Dataset records —
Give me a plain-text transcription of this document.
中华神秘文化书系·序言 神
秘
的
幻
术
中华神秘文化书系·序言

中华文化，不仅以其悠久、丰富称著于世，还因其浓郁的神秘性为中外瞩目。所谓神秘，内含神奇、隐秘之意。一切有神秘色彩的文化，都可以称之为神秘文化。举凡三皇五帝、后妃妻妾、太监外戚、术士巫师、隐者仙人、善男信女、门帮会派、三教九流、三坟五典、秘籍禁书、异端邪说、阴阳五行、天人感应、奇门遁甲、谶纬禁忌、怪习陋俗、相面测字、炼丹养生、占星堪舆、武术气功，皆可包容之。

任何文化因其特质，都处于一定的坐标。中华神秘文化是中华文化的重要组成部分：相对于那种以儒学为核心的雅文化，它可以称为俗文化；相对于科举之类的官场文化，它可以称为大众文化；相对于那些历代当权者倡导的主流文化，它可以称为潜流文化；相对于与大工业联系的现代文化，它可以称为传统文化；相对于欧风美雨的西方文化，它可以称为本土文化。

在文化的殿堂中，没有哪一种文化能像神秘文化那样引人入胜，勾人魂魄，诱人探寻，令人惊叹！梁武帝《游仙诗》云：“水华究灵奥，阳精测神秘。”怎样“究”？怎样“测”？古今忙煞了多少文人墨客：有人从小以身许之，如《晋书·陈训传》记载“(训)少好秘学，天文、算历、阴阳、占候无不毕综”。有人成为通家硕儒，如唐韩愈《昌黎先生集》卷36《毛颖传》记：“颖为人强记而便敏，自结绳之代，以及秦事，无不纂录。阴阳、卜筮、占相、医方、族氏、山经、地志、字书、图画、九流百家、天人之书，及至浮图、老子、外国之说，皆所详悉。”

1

Stated problem — Reproduce the listing shown above in its entirety, exactly.

Solution —
Give me a plain-text transcription of this document.
中华神秘文化书系·序言 神
秘
的
幻
术
中华神秘文化书系·序言

中华文化，不仅以其悠久、丰富称著于世，还因其浓郁的神秘性为中外瞩目。所谓神秘，内含神奇、隐秘之意。一切有神秘色彩的文化，都可以称之为神秘文化。举凡三皇五帝、后妃妻妾、太监外戚、术士巫师、隐者仙人、善男信女、门帮会派、三教九流、三坟五典、秘籍禁书、异端邪说、阴阳五行、天人感应、奇门遁甲、谶纬禁忌、怪习陋俗、相面测字、炼丹养生、占星堪舆、武术气功，皆可包容之。

任何文化因其特质，都处于一定的坐标。中华神秘文化是中华文化的重要组成部分：相对于那种以儒学为核心的雅文化，它可以称为俗文化；相对于科举之类的官场文化，它可以称为大众文化；相对于那些历代当权者倡导的主流文化，它可以称为潜流文化；相对于与大工业联系的现代文化，它可以称为传统文化；相对于欧风美雨的西方文化，它可以称为本土文化。

在文化的殿堂中，没有哪一种文化能像神秘文化那样引人入胜，勾人魂魄，诱人探寻，令人惊叹！梁武帝《游仙诗》云：“水华究灵奥，阳精测神秘。”怎样“究”？怎样“测”？古今忙煞了多少文人墨客：有人从小以身许之，如《晋书·陈训传》记载“(训)少好秘学，天文、算历、阴阳、占候无不毕综”。有人成为通家硕儒，如唐韩愈《昌黎先生集》卷36《毛颖传》记：“颖为人强记而便敏，自结绳之代，以及秦事，无不纂录。阴阳、卜筮、占相、医方、族氏、山经、地志、字书、图画、九流百家、天人之书，及至浮图、老子、外国之说，皆所详悉。”

1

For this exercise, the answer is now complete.